_Figure dataset records_
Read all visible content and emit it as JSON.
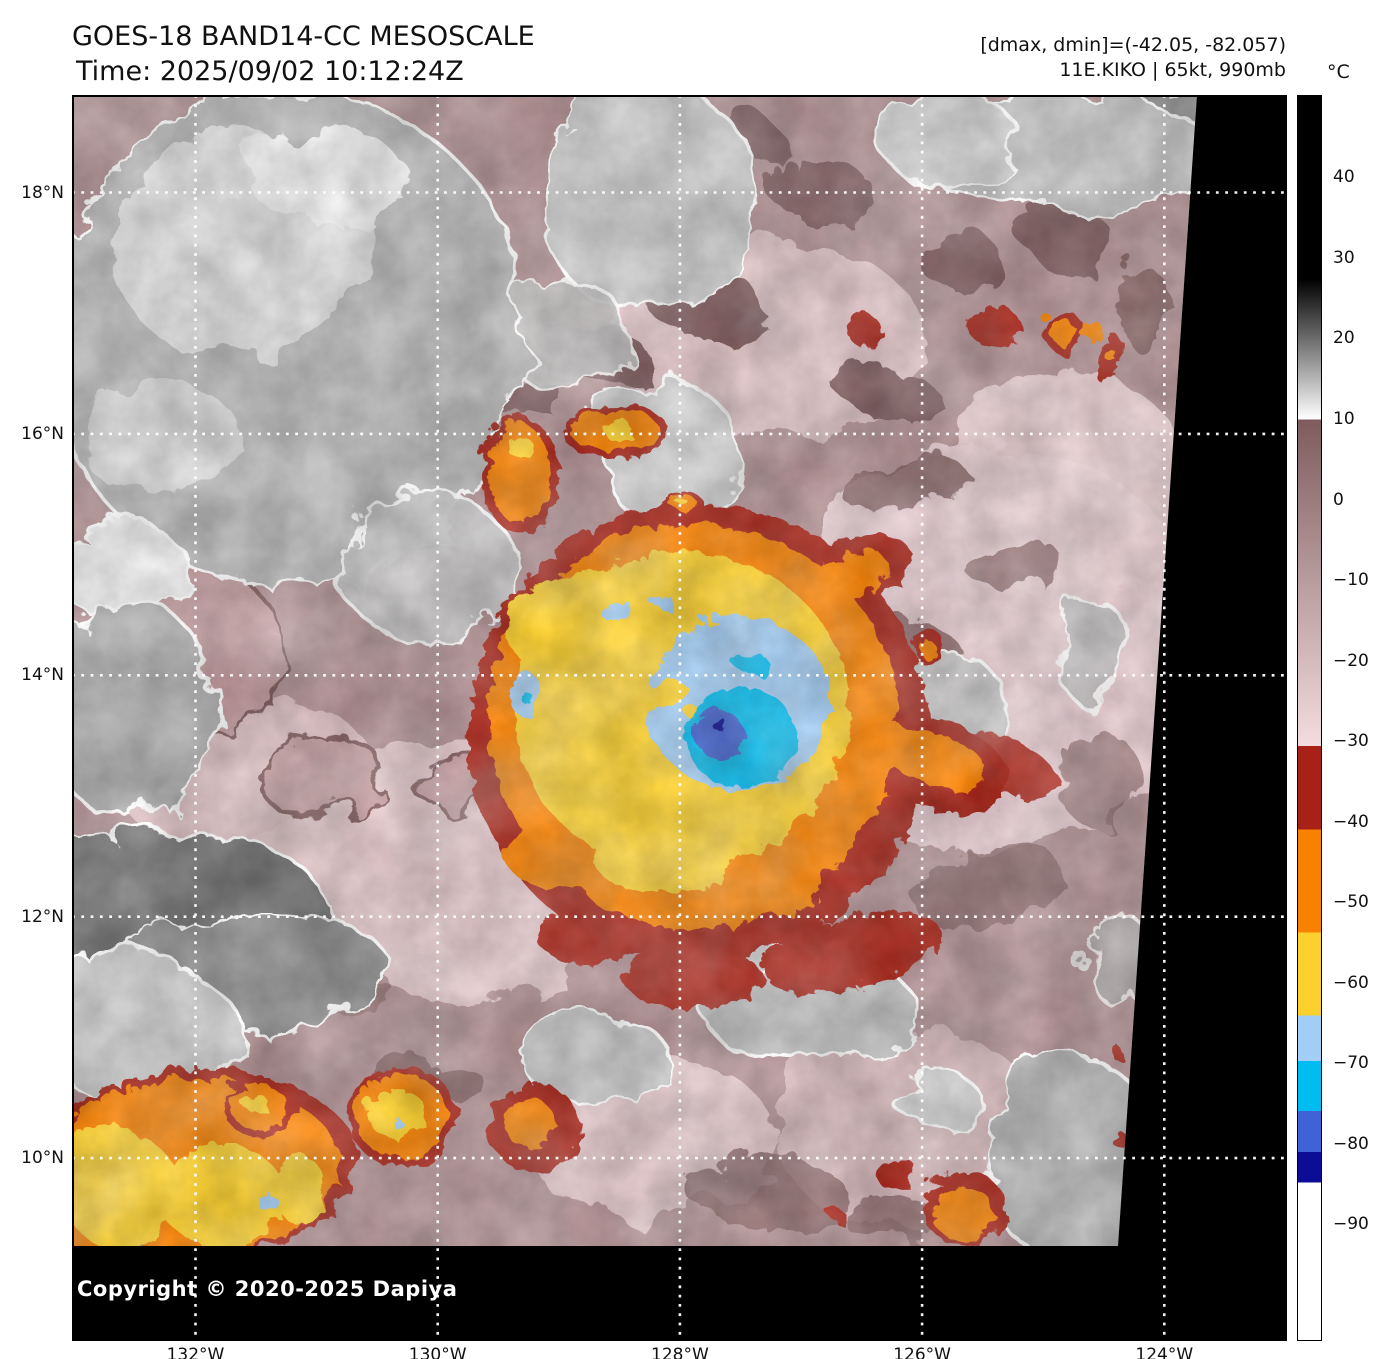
{
  "header": {
    "title_line1": "GOES-18 BAND14-CC MESOSCALE",
    "title_line2": "Time: 2025/09/02 10:12:24Z",
    "annotation_line1": "[dmax, dmin]=(-42.05, -82.057)",
    "annotation_line2": "11E.KIKO | 65kt, 990mb"
  },
  "storm": {
    "designation": "11E.KIKO",
    "intensity": "65kt",
    "pressure": "990mb",
    "dmax": "-42.05",
    "dmin": "-82.057"
  },
  "map": {
    "lat_labels": [
      "18°N",
      "16°N",
      "14°N",
      "12°N",
      "10°N"
    ],
    "lon_labels": [
      "132°W",
      "130°W",
      "128°W",
      "126°W",
      "124°W"
    ],
    "copyright": "Copyright © 2020-2025 Dapiya"
  },
  "colorbar": {
    "unit_label": "°C",
    "tick_labels": [
      "40",
      "30",
      "20",
      "10",
      "0",
      "−10",
      "−20",
      "−30",
      "−40",
      "−50",
      "−60",
      "−70",
      "−80",
      "−90"
    ],
    "tick_temps": [
      40,
      30,
      20,
      10,
      0,
      -10,
      -20,
      -30,
      -40,
      -50,
      -60,
      -70,
      -80,
      -90
    ],
    "segments": [
      {
        "from": 50.2,
        "to": 27.5,
        "color": "#000000"
      },
      {
        "from": 27.5,
        "to": 10.0,
        "color": "#000000",
        "color2": "#ffffff"
      },
      {
        "from": 10.0,
        "to": -30.6,
        "color": "#7e5c5e",
        "color2": "#f3dcdf"
      },
      {
        "from": -30.6,
        "to": -41.0,
        "color": "#a82119"
      },
      {
        "from": -41.0,
        "to": -53.8,
        "color": "#f98100"
      },
      {
        "from": -53.8,
        "to": -64.1,
        "color": "#fcd12e"
      },
      {
        "from": -64.1,
        "to": -69.8,
        "color": "#a2cdf4"
      },
      {
        "from": -69.8,
        "to": -76.0,
        "color": "#00bdf1"
      },
      {
        "from": -76.0,
        "to": -81.1,
        "color": "#3f63d6"
      },
      {
        "from": -81.1,
        "to": -84.9,
        "color": "#0c0c96"
      },
      {
        "from": -84.9,
        "to": -104.5,
        "color": "#ffffff"
      }
    ]
  },
  "palette": {
    "cold_ring_dark_red": "#a82119",
    "cold_ring_orange": "#f98100",
    "cold_ring_yellow": "#fcd12e",
    "cold_core_light_blue": "#a2cdf4",
    "cold_core_cyan": "#00bdf1",
    "cold_core_royal_blue": "#3f63d6",
    "cold_core_navy": "#0c0c96",
    "warm_mauve": "#b29093",
    "no_data_black": "#000000"
  }
}
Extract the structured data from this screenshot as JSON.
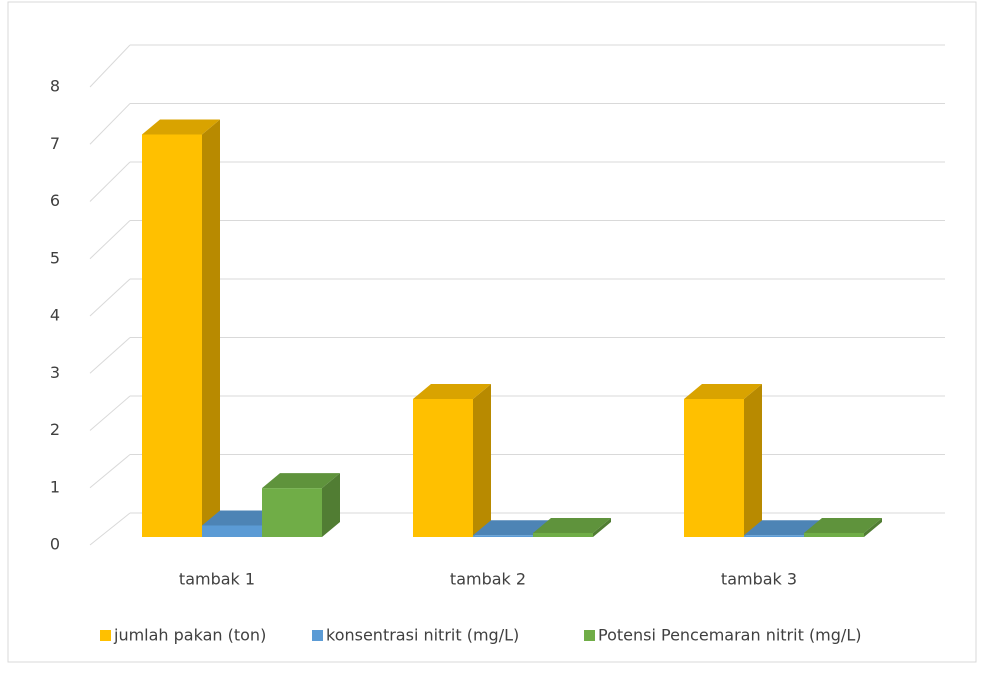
{
  "chart_data": {
    "type": "bar3d",
    "categories": [
      "tambak 1",
      "tambak 2",
      "tambak 3"
    ],
    "series": [
      {
        "name": "jumlah pakan (ton)",
        "color": "#ffc000",
        "values": [
          7.0,
          2.4,
          2.4
        ]
      },
      {
        "name": "konsentrasi nitrit (mg/L)",
        "color": "#5b9bd5",
        "values": [
          0.2,
          0.03,
          0.03
        ]
      },
      {
        "name": "Potensi Pencemaran nitrit (mg/L)",
        "color": "#70ad47",
        "values": [
          0.85,
          0.07,
          0.07
        ]
      }
    ],
    "ylim": [
      0,
      8
    ],
    "yticks": [
      0,
      1,
      2,
      3,
      4,
      5,
      6,
      7,
      8
    ],
    "grid": true,
    "legend": "bottom"
  }
}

_To do_
Nothing but the pictures may be dropped; output the records above exactly.

_Correct response_
Read all visible content and emit it as JSON.
{
  "header": {
    "title_line1": "GOES-18 BAND14-CC MESOSCALE",
    "title_line2": "Time: 2025/09/02 10:12:24Z",
    "annotation_line1": "[dmax, dmin]=(-42.05, -82.057)",
    "annotation_line2": "11E.KIKO | 65kt, 990mb"
  },
  "storm": {
    "designation": "11E.KIKO",
    "intensity": "65kt",
    "pressure": "990mb",
    "dmax": "-42.05",
    "dmin": "-82.057"
  },
  "map": {
    "lat_labels": [
      "18°N",
      "16°N",
      "14°N",
      "12°N",
      "10°N"
    ],
    "lon_labels": [
      "132°W",
      "130°W",
      "128°W",
      "126°W",
      "124°W"
    ],
    "copyright": "Copyright © 2020-2025 Dapiya"
  },
  "colorbar": {
    "unit_label": "°C",
    "tick_labels": [
      "40",
      "30",
      "20",
      "10",
      "0",
      "−10",
      "−20",
      "−30",
      "−40",
      "−50",
      "−60",
      "−70",
      "−80",
      "−90"
    ],
    "tick_temps": [
      40,
      30,
      20,
      10,
      0,
      -10,
      -20,
      -30,
      -40,
      -50,
      -60,
      -70,
      -80,
      -90
    ],
    "segments": [
      {
        "from": 50.2,
        "to": 27.5,
        "color": "#000000"
      },
      {
        "from": 27.5,
        "to": 10.0,
        "color": "#000000",
        "color2": "#ffffff"
      },
      {
        "from": 10.0,
        "to": -30.6,
        "color": "#7e5c5e",
        "color2": "#f3dcdf"
      },
      {
        "from": -30.6,
        "to": -41.0,
        "color": "#a82119"
      },
      {
        "from": -41.0,
        "to": -53.8,
        "color": "#f98100"
      },
      {
        "from": -53.8,
        "to": -64.1,
        "color": "#fcd12e"
      },
      {
        "from": -64.1,
        "to": -69.8,
        "color": "#a2cdf4"
      },
      {
        "from": -69.8,
        "to": -76.0,
        "color": "#00bdf1"
      },
      {
        "from": -76.0,
        "to": -81.1,
        "color": "#3f63d6"
      },
      {
        "from": -81.1,
        "to": -84.9,
        "color": "#0c0c96"
      },
      {
        "from": -84.9,
        "to": -104.5,
        "color": "#ffffff"
      }
    ]
  },
  "palette": {
    "cold_ring_dark_red": "#a82119",
    "cold_ring_orange": "#f98100",
    "cold_ring_yellow": "#fcd12e",
    "cold_core_light_blue": "#a2cdf4",
    "cold_core_cyan": "#00bdf1",
    "cold_core_royal_blue": "#3f63d6",
    "cold_core_navy": "#0c0c96",
    "warm_mauve": "#b29093",
    "no_data_black": "#000000"
  }
}
Extract the structured data from this screenshot as JSON.
{
  "chart_data": {
    "type": "bar3d",
    "categories": [
      "tambak 1",
      "tambak 2",
      "tambak 3"
    ],
    "series": [
      {
        "name": "jumlah pakan (ton)",
        "color": "#ffc000",
        "values": [
          7.0,
          2.4,
          2.4
        ]
      },
      {
        "name": "konsentrasi nitrit (mg/L)",
        "color": "#5b9bd5",
        "values": [
          0.2,
          0.03,
          0.03
        ]
      },
      {
        "name": "Potensi Pencemaran nitrit (mg/L)",
        "color": "#70ad47",
        "values": [
          0.85,
          0.07,
          0.07
        ]
      }
    ],
    "ylim": [
      0,
      8
    ],
    "yticks": [
      0,
      1,
      2,
      3,
      4,
      5,
      6,
      7,
      8
    ],
    "grid": true,
    "legend": "bottom"
  }
}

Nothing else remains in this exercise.